[Start Extract provided]
# Tape dispenser prototype



## Streamwinner (Nov 25, 2008)

Trying to think of stuff to make out of wood and came up with this. Works great, so that's half the battle. Got a few design issues to iron out, then I can begin experimenting with different shapes and designs (e.g., polka dots, flames, etc.).


----------



## H. A. S. (Sep 23, 2010)

Looks great...and functional.:thumbsup:


----------



## Kenbo (Sep 16, 2008)

that's really cool. I like this one a lot. What did you use for the blade to cut the tape? Nice work


----------



## firemedic (Dec 26, 2010)

Nice! Bandsaw blade?

~tom ...it's better to remain silent and be thought a fool than to open one's mouth and remove all doubt...


----------



## Streamwinner (Nov 25, 2008)

Thanks, everyone.

Here's a few notes on the project just so there's a record in case anyone's interested.

1. The blade is from the metal cutting edge found on rolls of saran wrap or aluminum foil. It's important that this edge be _higher _than the point the tape comes off the roll. Otherwise, the tape won't stick to it after you take a piece.

2. Attach the blade with flat-headed brads or wire nails. I just grabbed what I happened to have and the heads of the nails I used are rounded. This makes it a bit awkward because sometimes the tape will just stick to the top of the heads, and come off shortly following. Using flat-headed nails will give more surface area for the tape to stick. I may try to take them out if I can do so without damaging the wood. I first tried using a staple gun, but it would penetrate the blade.

3. Weight could be an issue. You'll notice regular tape dispensers are filled with sand to hold them to the desk when you're pulling a piece of tape. I tried a few different kinds and the "3M Magic Tape" works best because it comes off the roll smoothly and easily. I used a computer mouse pad for the bottom of the dispenser and it holds the desk fine. I got some at the dollar store.

4. Rolls of tape come in different diameters. If I do any more of these, I'll be sure to make very deep wells for larger rolls of tape.

Sky's the limit on making any variations.


----------
[End Extract provided]
[Start Dataset content]
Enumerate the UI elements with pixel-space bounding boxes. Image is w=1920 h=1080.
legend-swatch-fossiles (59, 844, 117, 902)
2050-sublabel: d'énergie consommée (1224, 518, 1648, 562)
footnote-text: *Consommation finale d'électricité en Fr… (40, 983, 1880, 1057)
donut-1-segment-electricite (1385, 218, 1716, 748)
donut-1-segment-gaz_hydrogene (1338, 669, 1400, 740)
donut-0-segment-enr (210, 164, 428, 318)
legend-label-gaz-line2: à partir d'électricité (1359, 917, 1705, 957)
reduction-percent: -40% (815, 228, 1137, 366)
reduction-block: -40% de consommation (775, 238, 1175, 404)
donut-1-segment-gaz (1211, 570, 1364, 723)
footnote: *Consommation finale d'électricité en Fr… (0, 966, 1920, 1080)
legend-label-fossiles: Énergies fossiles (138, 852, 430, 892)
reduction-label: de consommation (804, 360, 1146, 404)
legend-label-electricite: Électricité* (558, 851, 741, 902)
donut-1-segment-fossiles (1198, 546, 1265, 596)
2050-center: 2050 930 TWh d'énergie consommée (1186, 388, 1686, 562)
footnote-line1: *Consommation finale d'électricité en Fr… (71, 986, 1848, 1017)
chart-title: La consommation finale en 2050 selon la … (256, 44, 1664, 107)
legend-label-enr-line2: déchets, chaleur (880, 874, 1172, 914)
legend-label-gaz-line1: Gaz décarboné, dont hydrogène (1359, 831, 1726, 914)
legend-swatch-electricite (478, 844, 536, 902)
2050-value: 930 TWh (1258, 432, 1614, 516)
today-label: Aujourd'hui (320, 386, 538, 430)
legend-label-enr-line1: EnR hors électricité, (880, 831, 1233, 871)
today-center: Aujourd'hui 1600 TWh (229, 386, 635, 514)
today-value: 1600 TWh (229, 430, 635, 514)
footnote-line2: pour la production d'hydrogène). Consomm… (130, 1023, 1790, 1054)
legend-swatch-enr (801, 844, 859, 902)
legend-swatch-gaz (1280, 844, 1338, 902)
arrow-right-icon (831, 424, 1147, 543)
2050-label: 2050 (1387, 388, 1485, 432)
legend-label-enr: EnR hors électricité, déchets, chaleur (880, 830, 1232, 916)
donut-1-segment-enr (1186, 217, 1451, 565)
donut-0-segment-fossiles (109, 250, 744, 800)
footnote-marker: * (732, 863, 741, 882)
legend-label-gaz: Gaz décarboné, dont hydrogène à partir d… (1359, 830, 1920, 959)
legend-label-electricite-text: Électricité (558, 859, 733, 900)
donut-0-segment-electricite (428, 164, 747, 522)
[End Dataset content]
- Tasks and exercises
1. Do these statements agree with the tape dispenser thread above? Answer yes or no for each, quoting the words of the thread that decide it: (a) The blade came from the cutting edge found on rolls of saran wrap or aluminum foil. (b) A staple gun worked well for attaching the blade. (c) The bottom of the prototype dispenser is filled with sand.
2. What does the tape dispenser thread above say? Sum it up in two sentences.

- Per-task answers
1.
(a) Yes: "The blade is from the metal cutting edge found on rolls of saran wrap or aluminum foil."
(b) No: "I first tried using a staple gun, but it would penetrate the blade."
(c) No: "I used a computer mouse pad for the bottom of the dispenser and it holds the desk fine."

2. A poster shares a wooden tape dispenser prototype that works great, and others praise it and ask what was used for the blade. The maker explains that the blade is the metal cutting edge from a roll of saran wrap or aluminum foil, that flat-headed nails would hold the tape better than the rounded ones used, that a computer mouse pad on the bottom holds the dispenser to the desk, and that any future versions will need deeper wells for larger rolls.